■ Task directions:
Each record must be printed again exactly as it appears.

■ Dataset:
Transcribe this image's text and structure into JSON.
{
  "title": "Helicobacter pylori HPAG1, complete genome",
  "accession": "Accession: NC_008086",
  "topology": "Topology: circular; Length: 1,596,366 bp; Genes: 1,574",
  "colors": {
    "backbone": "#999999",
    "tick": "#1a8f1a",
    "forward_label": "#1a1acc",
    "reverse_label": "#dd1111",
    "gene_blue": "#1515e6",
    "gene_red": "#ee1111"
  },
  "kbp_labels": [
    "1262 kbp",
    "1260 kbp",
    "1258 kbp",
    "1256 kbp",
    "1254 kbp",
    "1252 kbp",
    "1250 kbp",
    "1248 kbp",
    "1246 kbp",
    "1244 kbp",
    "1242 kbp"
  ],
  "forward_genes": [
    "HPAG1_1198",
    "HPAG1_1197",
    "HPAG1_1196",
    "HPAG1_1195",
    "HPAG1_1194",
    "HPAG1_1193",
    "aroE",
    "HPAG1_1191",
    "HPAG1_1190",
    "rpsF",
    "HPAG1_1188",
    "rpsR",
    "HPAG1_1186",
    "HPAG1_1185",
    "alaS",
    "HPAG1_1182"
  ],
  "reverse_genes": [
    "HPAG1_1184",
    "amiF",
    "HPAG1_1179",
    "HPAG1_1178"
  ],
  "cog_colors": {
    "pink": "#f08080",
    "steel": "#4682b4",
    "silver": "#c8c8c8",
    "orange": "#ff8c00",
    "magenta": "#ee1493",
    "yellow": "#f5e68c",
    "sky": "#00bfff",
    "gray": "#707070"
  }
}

■ Solved exercise:
Transcribe this image's text and structure into JSON.
{
  "title": "Helicobacter pylori HPAG1, complete genome",
  "accession": "Accession: NC_008086",
  "topology": "Topology: circular; Length: 1,596,366 bp; Genes: 1,574",
  "colors": {
    "backbone": "#999999",
    "tick": "#1a8f1a",
    "forward_label": "#1a1acc",
    "reverse_label": "#dd1111",
    "gene_blue": "#1515e6",
    "gene_red": "#ee1111"
  },
  "kbp_labels": [
    "1262 kbp",
    "1260 kbp",
    "1258 kbp",
    "1256 kbp",
    "1254 kbp",
    "1252 kbp",
    "1250 kbp",
    "1248 kbp",
    "1246 kbp",
    "1244 kbp",
    "1242 kbp"
  ],
  "forward_genes": [
    "HPAG1_1198",
    "HPAG1_1197",
    "HPAG1_1196",
    "HPAG1_1195",
    "HPAG1_1194",
    "HPAG1_1193",
    "aroE",
    "HPAG1_1191",
    "HPAG1_1190",
    "rpsF",
    "HPAG1_1188",
    "rpsR",
    "HPAG1_1186",
    "HPAG1_1185",
    "alaS",
    "HPAG1_1182"
  ],
  "reverse_genes": [
    "HPAG1_1184",
    "amiF",
    "HPAG1_1179",
    "HPAG1_1178"
  ],
  "cog_colors": {
    "pink": "#f08080",
    "steel": "#4682b4",
    "silver": "#c8c8c8",
    "orange": "#ff8c00",
    "magenta": "#ee1493",
    "yellow": "#f5e68c",
    "sky": "#00bfff",
    "gray": "#707070"
  }
}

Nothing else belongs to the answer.